_DATA EXCERPTS_
◇ ◇ ◇ ◇ ◇
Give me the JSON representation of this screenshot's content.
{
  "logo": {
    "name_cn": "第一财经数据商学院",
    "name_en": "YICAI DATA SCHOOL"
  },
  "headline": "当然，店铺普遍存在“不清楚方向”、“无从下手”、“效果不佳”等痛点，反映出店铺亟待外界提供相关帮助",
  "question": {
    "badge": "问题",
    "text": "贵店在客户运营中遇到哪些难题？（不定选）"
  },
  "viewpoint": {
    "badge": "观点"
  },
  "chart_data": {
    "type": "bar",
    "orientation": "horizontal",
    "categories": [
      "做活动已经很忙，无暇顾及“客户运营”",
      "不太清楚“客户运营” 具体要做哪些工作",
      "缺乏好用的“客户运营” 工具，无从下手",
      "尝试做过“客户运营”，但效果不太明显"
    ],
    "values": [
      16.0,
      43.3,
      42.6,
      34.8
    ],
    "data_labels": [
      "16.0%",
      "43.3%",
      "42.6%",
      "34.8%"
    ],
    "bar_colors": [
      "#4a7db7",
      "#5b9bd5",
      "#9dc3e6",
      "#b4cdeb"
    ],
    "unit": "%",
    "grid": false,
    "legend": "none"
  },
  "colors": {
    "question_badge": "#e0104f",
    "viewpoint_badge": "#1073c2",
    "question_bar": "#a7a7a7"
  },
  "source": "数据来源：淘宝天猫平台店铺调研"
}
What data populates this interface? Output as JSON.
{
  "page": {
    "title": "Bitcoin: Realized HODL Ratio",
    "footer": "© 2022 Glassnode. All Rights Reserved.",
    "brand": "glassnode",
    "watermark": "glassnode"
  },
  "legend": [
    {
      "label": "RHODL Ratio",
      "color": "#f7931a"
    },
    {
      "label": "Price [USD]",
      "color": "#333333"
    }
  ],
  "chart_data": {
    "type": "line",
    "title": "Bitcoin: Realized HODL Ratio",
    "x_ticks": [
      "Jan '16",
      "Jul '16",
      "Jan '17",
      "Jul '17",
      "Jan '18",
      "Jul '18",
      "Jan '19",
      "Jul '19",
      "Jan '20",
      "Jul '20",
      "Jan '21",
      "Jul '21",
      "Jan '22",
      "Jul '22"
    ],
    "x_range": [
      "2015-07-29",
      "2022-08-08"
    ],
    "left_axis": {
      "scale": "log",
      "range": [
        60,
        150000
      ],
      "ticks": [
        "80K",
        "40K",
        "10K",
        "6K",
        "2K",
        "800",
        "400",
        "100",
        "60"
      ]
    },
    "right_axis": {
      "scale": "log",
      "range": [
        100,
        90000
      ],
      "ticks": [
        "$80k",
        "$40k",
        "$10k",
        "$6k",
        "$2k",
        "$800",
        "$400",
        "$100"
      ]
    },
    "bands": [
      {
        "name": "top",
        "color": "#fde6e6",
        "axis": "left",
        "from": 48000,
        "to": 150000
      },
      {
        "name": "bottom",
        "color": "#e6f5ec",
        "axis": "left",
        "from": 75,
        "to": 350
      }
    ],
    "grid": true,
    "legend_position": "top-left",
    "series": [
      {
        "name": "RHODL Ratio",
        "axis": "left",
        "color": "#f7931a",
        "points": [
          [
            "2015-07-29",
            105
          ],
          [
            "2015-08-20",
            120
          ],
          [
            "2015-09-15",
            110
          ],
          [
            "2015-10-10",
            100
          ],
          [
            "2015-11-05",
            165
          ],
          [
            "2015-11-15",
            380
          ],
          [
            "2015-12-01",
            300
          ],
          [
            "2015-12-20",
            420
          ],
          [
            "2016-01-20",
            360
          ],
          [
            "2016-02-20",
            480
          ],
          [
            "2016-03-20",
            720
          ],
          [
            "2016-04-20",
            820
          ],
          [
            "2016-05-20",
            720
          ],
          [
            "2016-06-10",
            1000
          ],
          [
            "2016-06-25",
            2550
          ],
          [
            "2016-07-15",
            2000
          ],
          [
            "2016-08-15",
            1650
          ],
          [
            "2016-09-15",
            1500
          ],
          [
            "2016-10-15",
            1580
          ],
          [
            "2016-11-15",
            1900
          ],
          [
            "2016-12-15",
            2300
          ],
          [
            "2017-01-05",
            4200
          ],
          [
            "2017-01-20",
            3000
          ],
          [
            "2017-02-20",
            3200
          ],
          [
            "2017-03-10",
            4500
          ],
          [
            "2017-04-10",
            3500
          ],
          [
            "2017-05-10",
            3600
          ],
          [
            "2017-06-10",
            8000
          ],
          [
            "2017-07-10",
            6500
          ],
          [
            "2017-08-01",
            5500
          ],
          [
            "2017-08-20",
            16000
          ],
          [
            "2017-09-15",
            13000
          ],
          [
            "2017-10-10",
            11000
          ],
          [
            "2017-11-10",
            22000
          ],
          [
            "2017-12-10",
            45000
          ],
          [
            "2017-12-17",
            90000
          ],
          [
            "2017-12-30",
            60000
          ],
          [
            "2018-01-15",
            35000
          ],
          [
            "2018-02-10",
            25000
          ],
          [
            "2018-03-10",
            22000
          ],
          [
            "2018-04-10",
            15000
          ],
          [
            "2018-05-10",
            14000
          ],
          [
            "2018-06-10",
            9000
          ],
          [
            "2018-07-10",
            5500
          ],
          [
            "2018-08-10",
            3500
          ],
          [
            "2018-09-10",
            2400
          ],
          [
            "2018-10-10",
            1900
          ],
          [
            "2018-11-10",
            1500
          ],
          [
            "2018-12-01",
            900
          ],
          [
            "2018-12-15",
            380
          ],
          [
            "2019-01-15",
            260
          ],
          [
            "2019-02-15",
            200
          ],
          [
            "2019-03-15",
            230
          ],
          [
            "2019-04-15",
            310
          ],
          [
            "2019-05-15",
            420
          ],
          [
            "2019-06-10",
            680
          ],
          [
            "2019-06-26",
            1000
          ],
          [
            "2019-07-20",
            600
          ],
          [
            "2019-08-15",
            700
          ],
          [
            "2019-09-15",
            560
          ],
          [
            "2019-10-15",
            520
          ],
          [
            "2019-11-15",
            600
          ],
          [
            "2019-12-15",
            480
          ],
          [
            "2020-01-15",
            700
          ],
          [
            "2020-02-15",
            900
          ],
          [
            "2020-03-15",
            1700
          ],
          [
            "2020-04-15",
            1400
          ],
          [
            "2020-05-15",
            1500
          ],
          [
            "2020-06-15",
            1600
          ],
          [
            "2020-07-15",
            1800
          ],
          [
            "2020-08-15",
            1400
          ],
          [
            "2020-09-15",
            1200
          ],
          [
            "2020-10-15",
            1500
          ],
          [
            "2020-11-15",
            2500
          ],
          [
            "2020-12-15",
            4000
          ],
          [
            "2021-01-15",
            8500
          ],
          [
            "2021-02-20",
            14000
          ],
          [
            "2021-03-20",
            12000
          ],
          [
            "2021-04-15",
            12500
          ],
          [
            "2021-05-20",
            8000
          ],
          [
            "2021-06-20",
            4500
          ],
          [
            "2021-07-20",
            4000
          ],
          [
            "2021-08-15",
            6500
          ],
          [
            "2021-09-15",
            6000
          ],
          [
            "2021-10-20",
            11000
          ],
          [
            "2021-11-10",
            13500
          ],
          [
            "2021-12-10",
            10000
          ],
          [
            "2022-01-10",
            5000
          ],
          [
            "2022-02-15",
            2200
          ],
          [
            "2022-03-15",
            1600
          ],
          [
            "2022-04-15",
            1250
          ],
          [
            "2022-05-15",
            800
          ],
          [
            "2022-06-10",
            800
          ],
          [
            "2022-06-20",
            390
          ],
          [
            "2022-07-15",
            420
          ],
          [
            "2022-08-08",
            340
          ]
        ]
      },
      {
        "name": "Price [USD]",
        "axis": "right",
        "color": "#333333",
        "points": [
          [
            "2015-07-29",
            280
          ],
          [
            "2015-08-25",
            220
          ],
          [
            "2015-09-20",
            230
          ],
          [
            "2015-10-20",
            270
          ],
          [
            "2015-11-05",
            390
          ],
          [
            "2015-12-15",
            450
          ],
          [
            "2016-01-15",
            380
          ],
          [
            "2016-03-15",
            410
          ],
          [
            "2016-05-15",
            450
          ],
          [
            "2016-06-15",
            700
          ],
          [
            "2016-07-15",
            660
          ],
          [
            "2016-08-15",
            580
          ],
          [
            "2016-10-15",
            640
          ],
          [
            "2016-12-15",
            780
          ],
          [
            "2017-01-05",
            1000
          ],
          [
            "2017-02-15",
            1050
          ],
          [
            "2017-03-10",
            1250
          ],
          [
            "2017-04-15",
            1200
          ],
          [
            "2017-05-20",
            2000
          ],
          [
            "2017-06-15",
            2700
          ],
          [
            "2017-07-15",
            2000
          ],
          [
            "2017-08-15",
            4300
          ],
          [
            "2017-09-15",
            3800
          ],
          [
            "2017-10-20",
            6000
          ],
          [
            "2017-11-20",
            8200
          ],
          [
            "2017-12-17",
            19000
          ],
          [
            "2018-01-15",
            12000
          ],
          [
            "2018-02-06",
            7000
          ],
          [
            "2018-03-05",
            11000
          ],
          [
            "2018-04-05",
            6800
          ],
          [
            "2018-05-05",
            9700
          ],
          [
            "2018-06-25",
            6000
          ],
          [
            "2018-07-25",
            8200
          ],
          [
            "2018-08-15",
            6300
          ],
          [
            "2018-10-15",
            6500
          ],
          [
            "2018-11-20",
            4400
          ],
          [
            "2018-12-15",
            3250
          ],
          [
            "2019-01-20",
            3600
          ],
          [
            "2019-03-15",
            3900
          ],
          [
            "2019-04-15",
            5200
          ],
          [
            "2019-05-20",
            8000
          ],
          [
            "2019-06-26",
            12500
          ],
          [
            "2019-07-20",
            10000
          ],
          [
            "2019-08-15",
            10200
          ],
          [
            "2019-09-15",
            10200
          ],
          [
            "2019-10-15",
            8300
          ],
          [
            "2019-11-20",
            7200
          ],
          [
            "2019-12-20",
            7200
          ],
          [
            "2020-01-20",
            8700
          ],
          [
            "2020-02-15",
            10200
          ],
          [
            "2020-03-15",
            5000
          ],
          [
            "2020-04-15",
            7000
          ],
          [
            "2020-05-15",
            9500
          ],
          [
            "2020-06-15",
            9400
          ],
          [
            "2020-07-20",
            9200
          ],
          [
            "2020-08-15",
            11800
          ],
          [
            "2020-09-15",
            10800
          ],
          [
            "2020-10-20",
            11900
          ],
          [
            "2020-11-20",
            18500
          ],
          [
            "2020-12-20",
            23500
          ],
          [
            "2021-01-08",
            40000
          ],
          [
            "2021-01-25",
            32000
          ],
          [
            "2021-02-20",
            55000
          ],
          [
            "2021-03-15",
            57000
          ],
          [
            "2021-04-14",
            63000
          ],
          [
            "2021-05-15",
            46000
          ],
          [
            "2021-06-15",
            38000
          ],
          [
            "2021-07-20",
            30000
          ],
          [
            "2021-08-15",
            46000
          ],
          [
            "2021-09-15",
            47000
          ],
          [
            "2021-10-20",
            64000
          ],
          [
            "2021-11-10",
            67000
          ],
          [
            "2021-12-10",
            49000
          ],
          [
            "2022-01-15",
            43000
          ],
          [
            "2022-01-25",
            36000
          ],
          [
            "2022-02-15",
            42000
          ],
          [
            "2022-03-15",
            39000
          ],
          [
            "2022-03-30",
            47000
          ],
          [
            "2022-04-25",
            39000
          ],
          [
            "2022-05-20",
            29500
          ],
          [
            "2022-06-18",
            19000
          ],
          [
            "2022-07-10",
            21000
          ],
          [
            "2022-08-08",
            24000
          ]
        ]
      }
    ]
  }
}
◇ ◇ ◇ ◇ ◇
_AIM_
Within the listing above, find every line containing the string "Ratio" and return it.

_FINAL ANSWER_
    "title": "Bitcoin: Realized HODL Ratio",
      "label": "RHODL Ratio",
    "title": "Bitcoin: Realized HODL Ratio",
        "name": "RHODL Ratio",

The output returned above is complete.